> [Pasaje dado]:
"""
Mariano entonces tomó la palabra y preguntó: ¿Esta es la iglesia que queremos? Una señora indignada refutó de inmediato, que cómo era posible que se invitara a la actividad a una persona comunista y atea, que eso lo consideraba una falta de respeto hacia la comunidad. Otro vecino aún más airado me gritó que no quería a los comunistas porque son flojos y malos y que por eso nos habían matado en dictadura.

Mariano tomó la palabra y discursó algo molesto: «Todo lo que ha dicho este joven comunista sobre la iglesia es cierto, hablamos de amor al prójimo en la misa y somos malas personas con nuestros vecinos, hay quienes no entienden que la iglesia de Cristo está en la calle con los pobladores y no puertas adentro. Yo no quiero viejas y viejos que se vengan a pegar con la biblia en el pecho, yo quiero una iglesia para todos porque todos somos iguales ante los ojos de Dios y el que piense lo contrario, búsquese otra parroquia, porque esta es la parroquia de los pobladores de La Legua, mas allá de si creen o no en Dios, porque así como Jaime, hay mucha más gente que piensa que somos un grupete de falsos apóstoles. ¿Esa es la iglesia que queremos?», cerró, mirándome con picardía y haciendo un guiño con el ojo.

Aquellas palabras de Mariano invitaron a la autocrítica y los asistentes de a poco comenzaron a conversar. Finalmente, se llegó a la conclusión de que en la parroquia serían todos bienvenidos, que se haría trabajo social, que se invitaría a los sindicatos a dar charlas laborales, que se recibiría a los familiares de los detenidos desaparecidos en la misa para que dieran su testimonio, que una vez al mes se haría un conversatorio político para analizar y afrontar las necesidades de la comunidad. «Porque esa es la iglesia que queremos, la verdadera iglesia de Cristo», terminó diciendo el cura.

En el cóctel, Mariano se acercó, me abrazó con fuerza y me dijo: «Viste chico que no era tan terrible. Esa era la idea», y en voz baja, me susurró al oído: «Si lo decía yo, más de alguna vieja o viejo sapo me iba a acusar con el cardenal y ahí si que me excomulgan». Y lanzó su risa a carcajadas.

Me sorprendió además que se acercaron vecinos que conozco de toda la vida y me felicitaron y me abrazaron. Recuerdo con cariño a don Gastón Saldáis que me dijo «eso hacía falta hijo, alguien que viniera a abrir los ojos», y con lágrimas me abrazó fuerte. Entre paréntesis, sí habían cositas ricas como dijo Mariano.
"""
> [Extractos de ítems]:
"""
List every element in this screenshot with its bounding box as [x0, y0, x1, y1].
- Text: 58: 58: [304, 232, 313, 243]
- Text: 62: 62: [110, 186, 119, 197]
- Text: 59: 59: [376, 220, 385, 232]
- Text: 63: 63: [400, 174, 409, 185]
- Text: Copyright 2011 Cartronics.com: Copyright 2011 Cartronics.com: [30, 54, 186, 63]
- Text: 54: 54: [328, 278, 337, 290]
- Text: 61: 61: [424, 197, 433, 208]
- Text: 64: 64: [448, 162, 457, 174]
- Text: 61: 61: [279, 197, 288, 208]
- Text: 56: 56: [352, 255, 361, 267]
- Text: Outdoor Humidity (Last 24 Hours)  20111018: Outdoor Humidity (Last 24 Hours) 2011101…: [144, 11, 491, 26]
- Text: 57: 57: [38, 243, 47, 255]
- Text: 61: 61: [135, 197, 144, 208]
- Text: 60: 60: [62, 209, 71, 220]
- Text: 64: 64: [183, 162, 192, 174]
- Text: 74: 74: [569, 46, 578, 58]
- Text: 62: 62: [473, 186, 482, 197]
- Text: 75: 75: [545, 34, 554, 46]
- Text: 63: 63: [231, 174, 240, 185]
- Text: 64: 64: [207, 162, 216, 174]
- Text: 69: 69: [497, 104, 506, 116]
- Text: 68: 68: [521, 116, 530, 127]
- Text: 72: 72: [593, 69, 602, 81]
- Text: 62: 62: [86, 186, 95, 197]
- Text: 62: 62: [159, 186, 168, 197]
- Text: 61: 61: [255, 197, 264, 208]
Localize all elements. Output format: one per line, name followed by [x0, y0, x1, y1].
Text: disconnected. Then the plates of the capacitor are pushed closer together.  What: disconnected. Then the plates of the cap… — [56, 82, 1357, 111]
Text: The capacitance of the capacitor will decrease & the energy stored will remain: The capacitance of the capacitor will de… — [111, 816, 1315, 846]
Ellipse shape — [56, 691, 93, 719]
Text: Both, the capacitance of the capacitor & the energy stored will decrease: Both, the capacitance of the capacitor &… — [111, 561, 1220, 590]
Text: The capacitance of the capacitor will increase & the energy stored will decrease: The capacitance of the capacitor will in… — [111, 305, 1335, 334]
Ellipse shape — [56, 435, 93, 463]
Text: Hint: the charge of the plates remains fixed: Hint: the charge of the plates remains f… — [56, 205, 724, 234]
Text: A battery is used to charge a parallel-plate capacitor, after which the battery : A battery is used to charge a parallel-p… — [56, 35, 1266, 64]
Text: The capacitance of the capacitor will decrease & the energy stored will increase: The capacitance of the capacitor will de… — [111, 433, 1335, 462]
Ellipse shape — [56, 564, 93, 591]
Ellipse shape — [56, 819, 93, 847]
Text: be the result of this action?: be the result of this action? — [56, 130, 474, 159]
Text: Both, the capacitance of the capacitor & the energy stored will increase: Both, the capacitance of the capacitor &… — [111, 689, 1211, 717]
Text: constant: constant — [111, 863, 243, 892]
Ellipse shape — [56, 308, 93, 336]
"""
> [Tu objetivo]: Continúa el relato sobre la reunión en la parroquia de La Legua a partir de su última oración. Los ítems no hacen falta aquí.

> [Área de respuesta]:
La bienvenida

El año 1996 fue un año difícil, mi hija, de seis años entonces, fue hospitalizada y le extirparon un riñón, pasó muchos meses en el hospital por su condición critica. A principios de diciembre, los médicos nos dicen que nos preparemos porque lo más seguro es que pase las fiestas en el hospital y que nos darán todas las facilidades para la Noche Buena. Pero el día 23 en la mañana, los matasanos llaman a mi compañera y le dicen que la niña se va de alta, que su recuperación ha sido sorprendentemente satisfactoria.

Cuando llegamos del hospital, tipo 12 del día, los vecinos y vecinas habían preparado una bienvenida. Mi compañera lloró a mares por tal gesto. Y en la tarde, como a las seis si no me equivoco, estábamos en el comedor y por la ventana que da a la calle, comenzamos a escuchar música y voces, y de pronto las notas musicales de una acordeón. Golpearon fuerte la puerta y cuando abrí, estaba Mariano con gente de la parroquia cantando. Dejó de tocar el instrumento y me preguntó: «¿Llegó mi niñita?». Lo miré con un nudo en la garganta y asentí, entonces entró y la abrazó como si fuera su hija, y de inmediato comenzó a cantar en voz alta con el acordeón, e invitó a los demás a hacer lo mismo: «Que seas bienvenida, bienvenida, bienvenida…». Mariano nos abrazó a los tres. Lloramos a mares y nos dijo: «Soy feliz porque mis compañeros también lo son».

No voy a santificar la figura de Mariano como lo harán los demás. Solo puedo decir que el cura obrero cuando pasó por La Legua, fue uno más, y estuvo ahí cuando las papas quemaban. Estuvo ahí como nadie más podría haber estado, con su acordeón, con su risa y vozarrón, con su iglesia, la que él tanto quería y en la que, por cierto, no le bastaba solo con rezar.